The input >>
^^^^

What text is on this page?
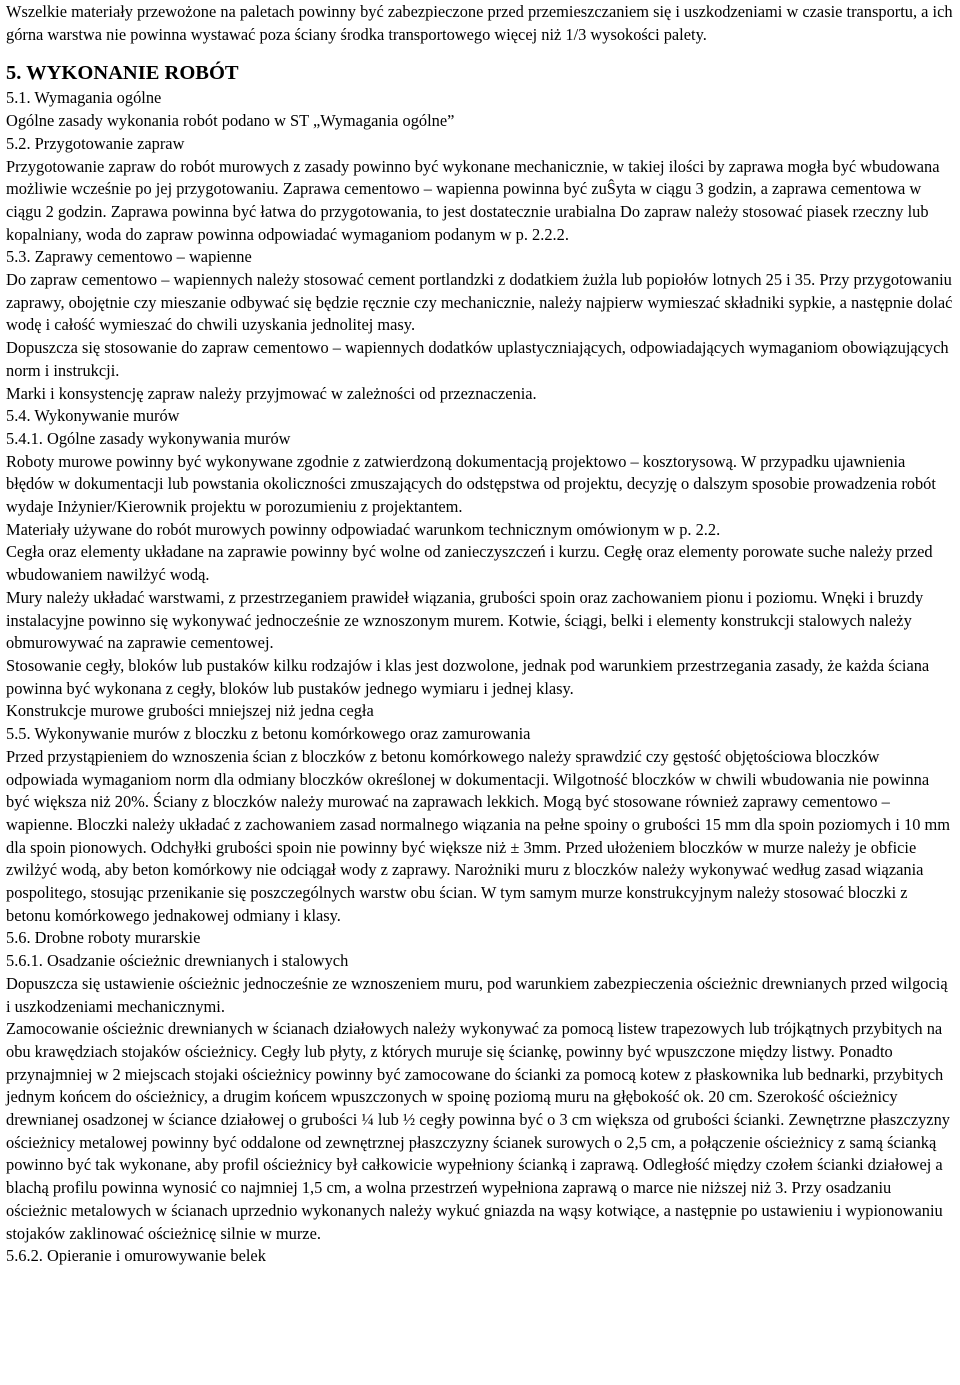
Wszelkie materiały przewożone na paletach powinny być zabezpieczone przed przemieszczaniem się i uszkodzeniami w czasie transportu, a ich górna warstwa nie powinna wystawać poza ściany środka transportowego więcej niż 1/3 wysokości palety.

5. WYKONANIE ROBÓT

5.1. Wymagania ogólne

Ogólne zasady wykonania robót podano w ST „Wymagania ogólne”

5.2. Przygotowanie zapraw

Przygotowanie zapraw do robót murowych z zasady powinno być wykonane mechanicznie, w takiej ilości by zaprawa mogła być wbudowana możliwie wcześnie po jej przygotowaniu. Zaprawa cementowo – wapienna powinna być zuŜyta w ciągu 3 godzin, a zaprawa cementowa w ciągu 2 godzin. Zaprawa powinna być łatwa do przygotowania, to jest dostatecznie urabialna Do zapraw należy stosować piasek rzeczny lub kopalniany, woda do zapraw powinna odpowiadać wymaganiom podanym w p. 2.2.2.

5.3. Zaprawy cementowo – wapienne

Do zapraw cementowo – wapiennych należy stosować cement portlandzki z dodatkiem żużla lub popiołów lotnych 25 i 35. Przy przygotowaniu zaprawy, obojętnie czy mieszanie odbywać się będzie ręcznie czy mechanicznie, należy najpierw wymieszać składniki sypkie, a następnie dolać wodę i całość wymieszać do chwili uzyskania jednolitej masy.

Dopuszcza się stosowanie do zapraw cementowo – wapiennych dodatków uplastyczniających, odpowiadających wymaganiom obowiązujących norm i instrukcji.

Marki i konsystencję zapraw należy przyjmować w zależności od przeznaczenia.

5.4. Wykonywanie murów

5.4.1. Ogólne zasady wykonywania murów

Roboty murowe powinny być wykonywane zgodnie z zatwierdzoną dokumentacją projektowo – kosztorysową. W przypadku ujawnienia błędów w dokumentacji lub powstania okoliczności zmuszających do odstępstwa od projektu, decyzję o dalszym sposobie prowadzenia robót wydaje Inżynier/Kierownik projektu w porozumieniu z projektantem.

Materiały używane do robót murowych powinny odpowiadać warunkom technicznym omówionym w p. 2.2.

Cegła oraz elementy układane na zaprawie powinny być wolne od zanieczyszczeń i kurzu. Cegłę oraz elementy porowate suche należy przed wbudowaniem nawilżyć wodą.

Mury należy układać warstwami, z przestrzeganiem prawideł wiązania, grubości spoin oraz zachowaniem pionu i poziomu. Wnęki i bruzdy instalacyjne powinno się wykonywać jednocześnie ze wznoszonym murem. Kotwie, ściągi, belki i elementy konstrukcji stalowych należy obmurowywać na zaprawie cementowej.

Stosowanie cegły, bloków lub pustaków kilku rodzajów i klas jest dozwolone, jednak pod warunkiem przestrzegania zasady, że każda ściana powinna być wykonana z cegły, bloków lub pustaków jednego wymiaru i jednej klasy.

Konstrukcje murowe grubości mniejszej niż jedna cegła

5.5. Wykonywanie murów z bloczku z betonu komórkowego oraz zamurowania

Przed przystąpieniem do wznoszenia ścian z bloczków z betonu komórkowego należy sprawdzić czy gęstość objętościowa bloczków odpowiada wymaganiom norm dla odmiany bloczków określonej w dokumentacji. Wilgotność bloczków w chwili wbudowania nie powinna być większa niż 20%. Ściany z bloczków należy murować na zaprawach lekkich. Mogą być stosowane również zaprawy cementowo – wapienne. Bloczki należy układać z zachowaniem zasad normalnego wiązania na pełne spoiny o grubości 15 mm dla spoin poziomych i 10 mm dla spoin pionowych. Odchyłki grubości spoin nie powinny być większe niż ± 3mm. Przed ułożeniem bloczków w murze należy je obficie zwilżyć wodą, aby beton komórkowy nie odciągał wody z zaprawy. Narożniki muru z bloczków należy wykonywać według zasad wiązania pospolitego, stosując przenikanie się poszczególnych warstw obu ścian. W tym samym murze konstrukcyjnym należy stosować bloczki z betonu komórkowego jednakowej odmiany i klasy.

5.6. Drobne roboty murarskie

5.6.1. Osadzanie ościeżnic drewnianych i stalowych

Dopuszcza się ustawienie ościeżnic jednocześnie ze wznoszeniem muru, pod warunkiem zabezpieczenia ościeżnic drewnianych przed wilgocią i uszkodzeniami mechanicznymi.

Zamocowanie ościeżnic drewnianych w ścianach działowych należy wykonywać za pomocą listew trapezowych lub trójkątnych przybitych na obu krawędziach stojaków ościeżnicy. Cegły lub płyty, z których muruje się ściankę, powinny być wpuszczone między listwy. Ponadto przynajmniej w 2 miejscach stojaki ościeżnicy powinny być zamocowane do ścianki za pomocą kotew z płaskownika lub bednarki, przybitych jednym końcem do ościeżnicy, a drugim końcem wpuszczonych w spoinę poziomą muru na głębokość ok. 20 cm. Szerokość ościeżnicy drewnianej osadzonej w ściance działowej o grubości ¼ lub ½ cegły powinna być o 3 cm większa od grubości ścianki. Zewnętrzne płaszczyzny ościeżnicy metalowej powinny być oddalone od zewnętrznej płaszczyzny ścianek surowych o 2,5 cm, a połączenie ościeżnicy z samą ścianką powinno być tak wykonane, aby profil ościeżnicy był całkowicie wypełniony ścianką i zaprawą. Odległość między czołem ścianki działowej a blachą profilu powinna wynosić co najmniej 1,5 cm, a wolna przestrzeń wypełniona zaprawą o marce nie niższej niż 3. Przy osadzaniu ościeżnic metalowych w ścianach uprzednio wykonanych należy wykuć gniazda na wąsy kotwiące, a następnie po ustawieniu i wypionowaniu stojaków zaklinować ościeżnicę silnie w murze.

5.6.2. Opieranie i omurowywanie belek
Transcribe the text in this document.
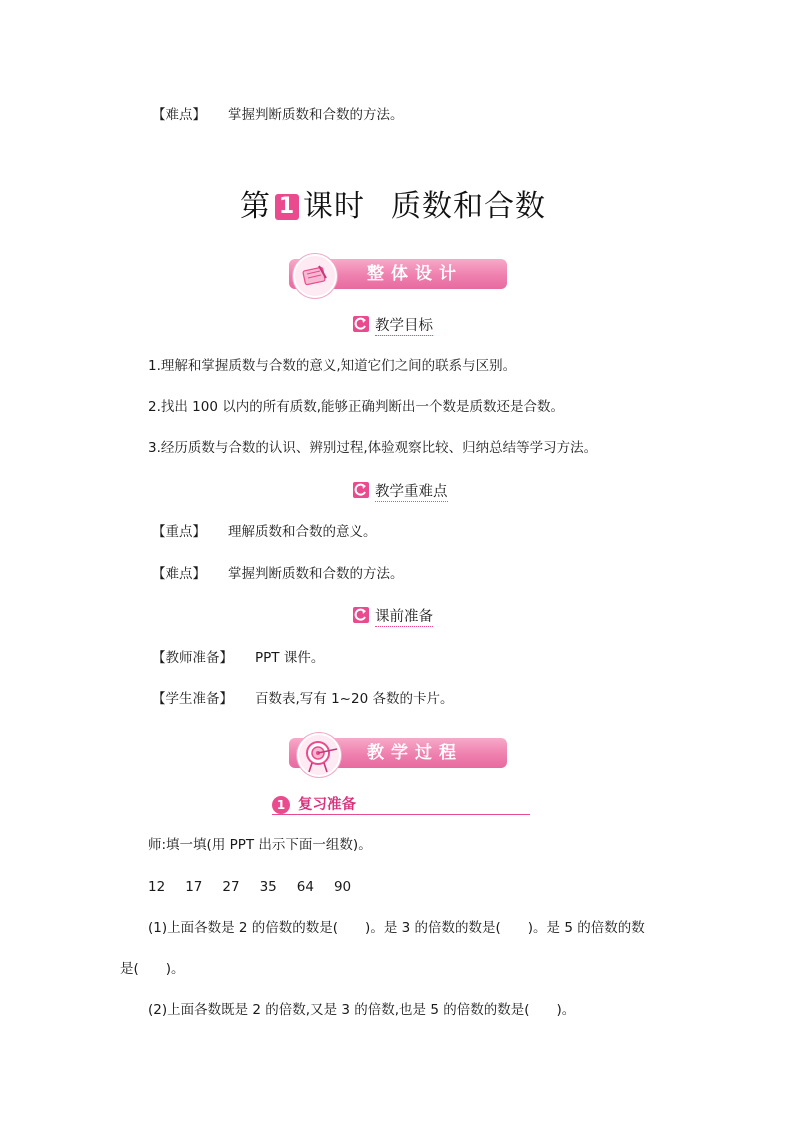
【难点】 掌握判断质数和合数的方法。
第 1 课时 质数和合数
整体设计
教学目标
1.理解和掌握质数与合数的意义,知道它们之间的联系与区别。
2.找出 100 以内的所有质数,能够正确判断出一个数是质数还是合数。
3.经历质数与合数的认识、辨别过程,体验观察比较、归纳总结等学习方法。
教学重难点
【重点】 理解质数和合数的意义。
【难点】 掌握判断质数和合数的方法。
课前准备
【教师准备】 PPT 课件。
【学生准备】 百数表,写有 1~20 各数的卡片。
教学过程
1 复习准备
师:填一填(用 PPT 出示下面一组数)。
12 17 27 35 64 90
(1)上面各数是 2 的倍数的数是(　　)。是 3 的倍数的数是(　　)。是 5 的倍数的数
是(　　)。
(2)上面各数既是 2 的倍数,又是 3 的倍数,也是 5 的倍数的数是(　　)。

^^^^

What to work on >> Your task is an exact transcription of all the data, minus the pictures.

Written solution >>
What text is on this page?
Wszelkie materiały przewożone na paletach powinny być zabezpieczone przed przemieszczaniem się i uszkodzeniami w czasie transportu, a ich górna warstwa nie powinna wystawać poza ściany środka transportowego więcej niż 1/3 wysokości palety.

5. WYKONANIE ROBÓT

5.1. Wymagania ogólne

Ogólne zasady wykonania robót podano w ST „Wymagania ogólne”

5.2. Przygotowanie zapraw

Przygotowanie zapraw do robót murowych z zasady powinno być wykonane mechanicznie, w takiej ilości by zaprawa mogła być wbudowana możliwie wcześnie po jej przygotowaniu. Zaprawa cementowo – wapienna powinna być zuŜyta w ciągu 3 godzin, a zaprawa cementowa w ciągu 2 godzin. Zaprawa powinna być łatwa do przygotowania, to jest dostatecznie urabialna Do zapraw należy stosować piasek rzeczny lub kopalniany, woda do zapraw powinna odpowiadać wymaganiom podanym w p. 2.2.2.

5.3. Zaprawy cementowo – wapienne

Do zapraw cementowo – wapiennych należy stosować cement portlandzki z dodatkiem żużla lub popiołów lotnych 25 i 35. Przy przygotowaniu zaprawy, obojętnie czy mieszanie odbywać się będzie ręcznie czy mechanicznie, należy najpierw wymieszać składniki sypkie, a następnie dolać wodę i całość wymieszać do chwili uzyskania jednolitej masy.

Dopuszcza się stosowanie do zapraw cementowo – wapiennych dodatków uplastyczniających, odpowiadających wymaganiom obowiązujących norm i instrukcji.

Marki i konsystencję zapraw należy przyjmować w zależności od przeznaczenia.

5.4. Wykonywanie murów

5.4.1. Ogólne zasady wykonywania murów

Roboty murowe powinny być wykonywane zgodnie z zatwierdzoną dokumentacją projektowo – kosztorysową. W przypadku ujawnienia błędów w dokumentacji lub powstania okoliczności zmuszających do odstępstwa od projektu, decyzję o dalszym sposobie prowadzenia robót wydaje Inżynier/Kierownik projektu w porozumieniu z projektantem.

Materiały używane do robót murowych powinny odpowiadać warunkom technicznym omówionym w p. 2.2.

Cegła oraz elementy układane na zaprawie powinny być wolne od zanieczyszczeń i kurzu. Cegłę oraz elementy porowate suche należy przed wbudowaniem nawilżyć wodą.

Mury należy układać warstwami, z przestrzeganiem prawideł wiązania, grubości spoin oraz zachowaniem pionu i poziomu. Wnęki i bruzdy instalacyjne powinno się wykonywać jednocześnie ze wznoszonym murem. Kotwie, ściągi, belki i elementy konstrukcji stalowych należy obmurowywać na zaprawie cementowej.

Stosowanie cegły, bloków lub pustaków kilku rodzajów i klas jest dozwolone, jednak pod warunkiem przestrzegania zasady, że każda ściana powinna być wykonana z cegły, bloków lub pustaków jednego wymiaru i jednej klasy.

Konstrukcje murowe grubości mniejszej niż jedna cegła

5.5. Wykonywanie murów z bloczku z betonu komórkowego oraz zamurowania

Przed przystąpieniem do wznoszenia ścian z bloczków z betonu komórkowego należy sprawdzić czy gęstość objętościowa bloczków odpowiada wymaganiom norm dla odmiany bloczków określonej w dokumentacji. Wilgotność bloczków w chwili wbudowania nie powinna być większa niż 20%. Ściany z bloczków należy murować na zaprawach lekkich. Mogą być stosowane również zaprawy cementowo – wapienne. Bloczki należy układać z zachowaniem zasad normalnego wiązania na pełne spoiny o grubości 15 mm dla spoin poziomych i 10 mm dla spoin pionowych. Odchyłki grubości spoin nie powinny być większe niż ± 3mm. Przed ułożeniem bloczków w murze należy je obficie zwilżyć wodą, aby beton komórkowy nie odciągał wody z zaprawy. Narożniki muru z bloczków należy wykonywać według zasad wiązania pospolitego, stosując przenikanie się poszczególnych warstw obu ścian. W tym samym murze konstrukcyjnym należy stosować bloczki z betonu komórkowego jednakowej odmiany i klasy.

5.6. Drobne roboty murarskie

5.6.1. Osadzanie ościeżnic drewnianych i stalowych

Dopuszcza się ustawienie ościeżnic jednocześnie ze wznoszeniem muru, pod warunkiem zabezpieczenia ościeżnic drewnianych przed wilgocią i uszkodzeniami mechanicznymi.

Zamocowanie ościeżnic drewnianych w ścianach działowych należy wykonywać za pomocą listew trapezowych lub trójkątnych przybitych na obu krawędziach stojaków ościeżnicy. Cegły lub płyty, z których muruje się ściankę, powinny być wpuszczone między listwy. Ponadto przynajmniej w 2 miejscach stojaki ościeżnicy powinny być zamocowane do ścianki za pomocą kotew z płaskownika lub bednarki, przybitych jednym końcem do ościeżnicy, a drugim końcem wpuszczonych w spoinę poziomą muru na głębokość ok. 20 cm. Szerokość ościeżnicy drewnianej osadzonej w ściance działowej o grubości ¼ lub ½ cegły powinna być o 3 cm większa od grubości ścianki. Zewnętrzne płaszczyzny ościeżnicy metalowej powinny być oddalone od zewnętrznej płaszczyzny ścianek surowych o 2,5 cm, a połączenie ościeżnicy z samą ścianką powinno być tak wykonane, aby profil ościeżnicy był całkowicie wypełniony ścianką i zaprawą. Odległość między czołem ścianki działowej a blachą profilu powinna wynosić co najmniej 1,5 cm, a wolna przestrzeń wypełniona zaprawą o marce nie niższej niż 3. Przy osadzaniu ościeżnic metalowych w ścianach uprzednio wykonanych należy wykuć gniazda na wąsy kotwiące, a następnie po ustawieniu i wypionowaniu stojaków zaklinować ościeżnicę silnie w murze.

5.6.2. Opieranie i omurowywanie belek
Transcribe the text in this document.
【难点】 掌握判断质数和合数的方法。
第 1 课时 质数和合数
整体设计
教学目标
1.理解和掌握质数与合数的意义,知道它们之间的联系与区别。
2.找出 100 以内的所有质数,能够正确判断出一个数是质数还是合数。
3.经历质数与合数的认识、辨别过程,体验观察比较、归纳总结等学习方法。
教学重难点
【重点】 理解质数和合数的意义。
【难点】 掌握判断质数和合数的方法。
课前准备
【教师准备】 PPT 课件。
【学生准备】 百数表,写有 1~20 各数的卡片。
教学过程
1 复习准备
师:填一填(用 PPT 出示下面一组数)。
12 17 27 35 64 90
(1)上面各数是 2 的倍数的数是(　　)。是 3 的倍数的数是(　　)。是 5 的倍数的数
是(　　)。
(2)上面各数既是 2 的倍数,又是 3 的倍数,也是 5 的倍数的数是(　　)。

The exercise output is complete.